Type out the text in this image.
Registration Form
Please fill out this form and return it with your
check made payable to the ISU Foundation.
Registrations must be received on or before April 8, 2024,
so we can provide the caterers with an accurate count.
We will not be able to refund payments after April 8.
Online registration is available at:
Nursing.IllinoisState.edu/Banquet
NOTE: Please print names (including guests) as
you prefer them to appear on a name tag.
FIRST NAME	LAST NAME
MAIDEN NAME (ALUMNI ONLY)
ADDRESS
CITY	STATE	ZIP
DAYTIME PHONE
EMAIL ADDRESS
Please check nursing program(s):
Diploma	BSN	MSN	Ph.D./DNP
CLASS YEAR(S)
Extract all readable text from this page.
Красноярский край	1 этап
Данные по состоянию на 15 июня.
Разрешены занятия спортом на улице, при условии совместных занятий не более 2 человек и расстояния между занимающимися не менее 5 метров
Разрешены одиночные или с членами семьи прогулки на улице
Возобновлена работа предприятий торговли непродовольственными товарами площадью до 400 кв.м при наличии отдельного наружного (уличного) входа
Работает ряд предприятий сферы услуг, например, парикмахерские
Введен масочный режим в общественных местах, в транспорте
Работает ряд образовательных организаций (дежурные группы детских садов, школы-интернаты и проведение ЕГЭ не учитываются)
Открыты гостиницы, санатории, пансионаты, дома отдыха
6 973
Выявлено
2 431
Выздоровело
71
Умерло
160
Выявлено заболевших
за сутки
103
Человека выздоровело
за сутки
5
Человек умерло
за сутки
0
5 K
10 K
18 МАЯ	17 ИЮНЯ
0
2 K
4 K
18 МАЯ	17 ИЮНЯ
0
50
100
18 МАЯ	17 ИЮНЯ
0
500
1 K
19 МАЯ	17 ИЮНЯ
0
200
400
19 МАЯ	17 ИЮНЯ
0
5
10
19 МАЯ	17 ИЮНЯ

◇ ◇ ◇ ◇ ◇

▶ The request
Return all of the data word for word.

▶ Exercise answer
Type out the text in this image.
Registration Form
Please fill out this form and return it with your
check made payable to the ISU Foundation.
Registrations must be received on or before April 8, 2024,
so we can provide the caterers with an accurate count.
We will not be able to refund payments after April 8.
Online registration is available at:
Nursing.IllinoisState.edu/Banquet
NOTE: Please print names (including guests) as
you prefer them to appear on a name tag.
FIRST NAME	LAST NAME
MAIDEN NAME (ALUMNI ONLY)
ADDRESS
CITY	STATE	ZIP
DAYTIME PHONE
EMAIL ADDRESS
Please check nursing program(s):
Diploma	BSN	MSN	Ph.D./DNP
CLASS YEAR(S)
Extract all readable text from this page.
Красноярский край	1 этап
Данные по состоянию на 15 июня.
Разрешены занятия спортом на улице, при условии совместных занятий не более 2 человек и расстояния между занимающимися не менее 5 метров
Разрешены одиночные или с членами семьи прогулки на улице
Возобновлена работа предприятий торговли непродовольственными товарами площадью до 400 кв.м при наличии отдельного наружного (уличного) входа
Работает ряд предприятий сферы услуг, например, парикмахерские
Введен масочный режим в общественных местах, в транспорте
Работает ряд образовательных организаций (дежурные группы детских садов, школы-интернаты и проведение ЕГЭ не учитываются)
Открыты гостиницы, санатории, пансионаты, дома отдыха
6 973
Выявлено
2 431
Выздоровело
71
Умерло
160
Выявлено заболевших
за сутки
103
Человека выздоровело
за сутки
5
Человек умерло
за сутки
0
5 K
10 K
18 МАЯ	17 ИЮНЯ
0
2 K
4 K
18 МАЯ	17 ИЮНЯ
0
50
100
18 МАЯ	17 ИЮНЯ
0
500
1 K
19 МАЯ	17 ИЮНЯ
0
200
400
19 МАЯ	17 ИЮНЯ
0
5
10
19 МАЯ	17 ИЮНЯ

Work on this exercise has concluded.